===== ENTRIES =====
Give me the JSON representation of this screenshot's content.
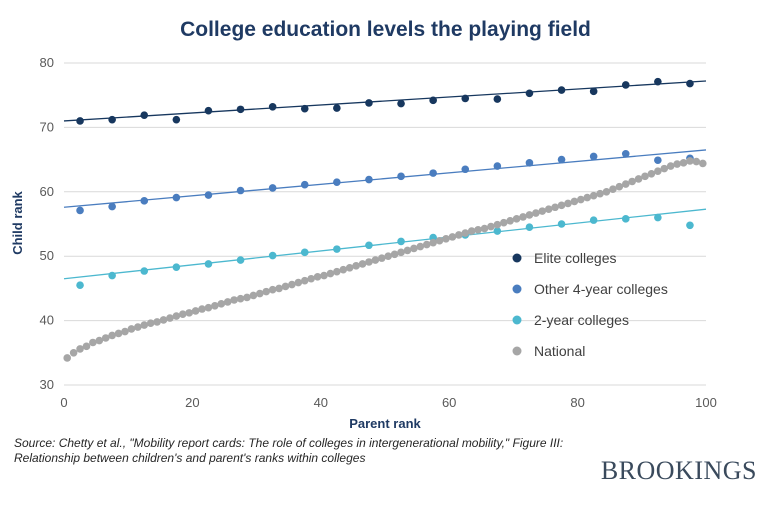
{
  "title": "College education levels the playing field",
  "source": "Source: Chetty et al., \"Mobility report cards: The role of colleges in intergenerational mobility,\" Figure III: Relationship between children's and parent's ranks within colleges",
  "brand": "BROOKINGS",
  "chart_data": {
    "type": "scatter",
    "xlabel": "Parent rank",
    "ylabel": "Child rank",
    "xlim": [
      0,
      100
    ],
    "ylim": [
      30,
      80
    ],
    "xticks": [
      0,
      20,
      40,
      60,
      80,
      100
    ],
    "yticks": [
      30,
      40,
      50,
      60,
      70,
      80
    ],
    "grid": "horizontal",
    "legend_position": "right",
    "series": [
      {
        "name": "Elite colleges",
        "color": "#17375e",
        "x": [
          2.5,
          7.5,
          12.5,
          17.5,
          22.5,
          27.5,
          32.5,
          37.5,
          42.5,
          47.5,
          52.5,
          57.5,
          62.5,
          67.5,
          72.5,
          77.5,
          82.5,
          87.5,
          92.5,
          97.5
        ],
        "y": [
          71.0,
          71.2,
          71.9,
          71.2,
          72.6,
          72.8,
          73.2,
          72.9,
          73.0,
          73.8,
          73.7,
          74.2,
          74.5,
          74.4,
          75.3,
          75.8,
          75.6,
          76.6,
          77.1,
          76.8
        ],
        "fit": [
          71.0,
          77.2
        ]
      },
      {
        "name": "Other 4-year colleges",
        "color": "#4a7dbf",
        "x": [
          2.5,
          7.5,
          12.5,
          17.5,
          22.5,
          27.5,
          32.5,
          37.5,
          42.5,
          47.5,
          52.5,
          57.5,
          62.5,
          67.5,
          72.5,
          77.5,
          82.5,
          87.5,
          92.5,
          97.5
        ],
        "y": [
          57.1,
          57.7,
          58.6,
          59.1,
          59.5,
          60.2,
          60.6,
          61.1,
          61.5,
          61.9,
          62.4,
          62.9,
          63.5,
          64.0,
          64.5,
          65.0,
          65.5,
          65.9,
          64.9,
          65.2
        ],
        "fit": [
          57.6,
          66.5
        ]
      },
      {
        "name": "2-year colleges",
        "color": "#4cb8cf",
        "x": [
          2.5,
          7.5,
          12.5,
          17.5,
          22.5,
          27.5,
          32.5,
          37.5,
          42.5,
          47.5,
          52.5,
          57.5,
          62.5,
          67.5,
          72.5,
          77.5,
          82.5,
          87.5,
          92.5,
          97.5
        ],
        "y": [
          45.5,
          47.0,
          47.7,
          48.3,
          48.8,
          49.4,
          50.1,
          50.6,
          51.1,
          51.7,
          52.3,
          52.9,
          53.3,
          53.9,
          54.5,
          55.0,
          55.6,
          55.8,
          56.0,
          54.8
        ],
        "fit": [
          46.5,
          57.3
        ]
      },
      {
        "name": "National",
        "color": "#a6a6a6",
        "x": [
          0.5,
          1.5,
          2.5,
          3.5,
          4.5,
          5.5,
          6.5,
          7.5,
          8.5,
          9.5,
          10.5,
          11.5,
          12.5,
          13.5,
          14.5,
          15.5,
          16.5,
          17.5,
          18.5,
          19.5,
          20.5,
          21.5,
          22.5,
          23.5,
          24.5,
          25.5,
          26.5,
          27.5,
          28.5,
          29.5,
          30.5,
          31.5,
          32.5,
          33.5,
          34.5,
          35.5,
          36.5,
          37.5,
          38.5,
          39.5,
          40.5,
          41.5,
          42.5,
          43.5,
          44.5,
          45.5,
          46.5,
          47.5,
          48.5,
          49.5,
          50.5,
          51.5,
          52.5,
          53.5,
          54.5,
          55.5,
          56.5,
          57.5,
          58.5,
          59.5,
          60.5,
          61.5,
          62.5,
          63.5,
          64.5,
          65.5,
          66.5,
          67.5,
          68.5,
          69.5,
          70.5,
          71.5,
          72.5,
          73.5,
          74.5,
          75.5,
          76.5,
          77.5,
          78.5,
          79.5,
          80.5,
          81.5,
          82.5,
          83.5,
          84.5,
          85.5,
          86.5,
          87.5,
          88.5,
          89.5,
          90.5,
          91.5,
          92.5,
          93.5,
          94.5,
          95.5,
          96.5,
          97.5,
          98.5,
          99.5
        ],
        "y": [
          34.2,
          35.0,
          35.6,
          36.0,
          36.6,
          36.9,
          37.3,
          37.7,
          38.0,
          38.3,
          38.7,
          39.0,
          39.3,
          39.6,
          39.8,
          40.1,
          40.4,
          40.7,
          41.0,
          41.2,
          41.5,
          41.8,
          42.0,
          42.3,
          42.6,
          42.9,
          43.2,
          43.4,
          43.6,
          43.9,
          44.2,
          44.5,
          44.8,
          45.0,
          45.3,
          45.6,
          45.9,
          46.2,
          46.5,
          46.8,
          47.0,
          47.3,
          47.6,
          47.9,
          48.2,
          48.5,
          48.8,
          49.1,
          49.4,
          49.7,
          50.0,
          50.3,
          50.6,
          50.9,
          51.2,
          51.5,
          51.8,
          52.1,
          52.4,
          52.7,
          53.0,
          53.3,
          53.6,
          53.9,
          54.1,
          54.3,
          54.6,
          54.9,
          55.2,
          55.5,
          55.8,
          56.1,
          56.4,
          56.7,
          57.0,
          57.3,
          57.6,
          57.9,
          58.2,
          58.5,
          58.8,
          59.1,
          59.4,
          59.7,
          60.0,
          60.4,
          60.8,
          61.2,
          61.6,
          62.0,
          62.4,
          62.8,
          63.2,
          63.6,
          64.0,
          64.3,
          64.5,
          64.8,
          64.7,
          64.4
        ]
      }
    ]
  }
}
=====
Look through the entries above and count each line holding "year"; report the count alone.

§ ANSWER TO THE TASK:
2